------ SUPPLIED MATERIAL

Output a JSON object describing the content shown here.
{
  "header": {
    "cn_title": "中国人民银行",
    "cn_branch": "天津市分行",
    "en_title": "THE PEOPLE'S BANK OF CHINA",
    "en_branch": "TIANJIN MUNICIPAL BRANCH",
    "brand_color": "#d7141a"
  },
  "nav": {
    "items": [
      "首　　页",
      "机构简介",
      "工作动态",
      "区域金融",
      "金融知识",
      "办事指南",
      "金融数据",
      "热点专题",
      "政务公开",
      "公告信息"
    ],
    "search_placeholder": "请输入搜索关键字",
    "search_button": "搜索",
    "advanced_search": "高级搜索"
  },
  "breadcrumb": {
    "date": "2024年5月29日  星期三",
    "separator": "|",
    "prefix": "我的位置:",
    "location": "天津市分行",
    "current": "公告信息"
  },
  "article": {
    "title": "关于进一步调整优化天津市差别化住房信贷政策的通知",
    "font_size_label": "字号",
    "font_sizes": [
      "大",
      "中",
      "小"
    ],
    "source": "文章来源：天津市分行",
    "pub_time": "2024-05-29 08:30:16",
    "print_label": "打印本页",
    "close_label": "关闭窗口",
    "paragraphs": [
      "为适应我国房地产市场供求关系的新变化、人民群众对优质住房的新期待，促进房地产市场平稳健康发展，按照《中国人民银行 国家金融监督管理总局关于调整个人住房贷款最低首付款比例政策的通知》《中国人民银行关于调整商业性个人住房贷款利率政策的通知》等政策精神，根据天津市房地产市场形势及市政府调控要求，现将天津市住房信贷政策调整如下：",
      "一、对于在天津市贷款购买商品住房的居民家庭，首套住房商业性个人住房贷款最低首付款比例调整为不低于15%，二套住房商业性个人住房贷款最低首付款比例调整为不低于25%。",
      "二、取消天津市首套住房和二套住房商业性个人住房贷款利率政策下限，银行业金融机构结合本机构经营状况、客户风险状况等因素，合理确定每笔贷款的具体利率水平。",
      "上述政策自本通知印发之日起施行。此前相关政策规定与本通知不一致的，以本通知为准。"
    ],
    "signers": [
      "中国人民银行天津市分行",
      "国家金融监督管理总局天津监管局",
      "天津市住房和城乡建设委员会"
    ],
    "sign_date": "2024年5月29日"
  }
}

------------

◆ REQUIRED WORK
Your task is to print all of the records exactly.

◆ RESULT FOR THIS TASK
Output a JSON object describing the content shown here.
{
  "header": {
    "cn_title": "中国人民银行",
    "cn_branch": "天津市分行",
    "en_title": "THE PEOPLE'S BANK OF CHINA",
    "en_branch": "TIANJIN MUNICIPAL BRANCH",
    "brand_color": "#d7141a"
  },
  "nav": {
    "items": [
      "首　　页",
      "机构简介",
      "工作动态",
      "区域金融",
      "金融知识",
      "办事指南",
      "金融数据",
      "热点专题",
      "政务公开",
      "公告信息"
    ],
    "search_placeholder": "请输入搜索关键字",
    "search_button": "搜索",
    "advanced_search": "高级搜索"
  },
  "breadcrumb": {
    "date": "2024年5月29日  星期三",
    "separator": "|",
    "prefix": "我的位置:",
    "location": "天津市分行",
    "current": "公告信息"
  },
  "article": {
    "title": "关于进一步调整优化天津市差别化住房信贷政策的通知",
    "font_size_label": "字号",
    "font_sizes": [
      "大",
      "中",
      "小"
    ],
    "source": "文章来源：天津市分行",
    "pub_time": "2024-05-29 08:30:16",
    "print_label": "打印本页",
    "close_label": "关闭窗口",
    "paragraphs": [
      "为适应我国房地产市场供求关系的新变化、人民群众对优质住房的新期待，促进房地产市场平稳健康发展，按照《中国人民银行 国家金融监督管理总局关于调整个人住房贷款最低首付款比例政策的通知》《中国人民银行关于调整商业性个人住房贷款利率政策的通知》等政策精神，根据天津市房地产市场形势及市政府调控要求，现将天津市住房信贷政策调整如下：",
      "一、对于在天津市贷款购买商品住房的居民家庭，首套住房商业性个人住房贷款最低首付款比例调整为不低于15%，二套住房商业性个人住房贷款最低首付款比例调整为不低于25%。",
      "二、取消天津市首套住房和二套住房商业性个人住房贷款利率政策下限，银行业金融机构结合本机构经营状况、客户风险状况等因素，合理确定每笔贷款的具体利率水平。",
      "上述政策自本通知印发之日起施行。此前相关政策规定与本通知不一致的，以本通知为准。"
    ],
    "signers": [
      "中国人民银行天津市分行",
      "国家金融监督管理总局天津监管局",
      "天津市住房和城乡建设委员会"
    ],
    "sign_date": "2024年5月29日"
  }
}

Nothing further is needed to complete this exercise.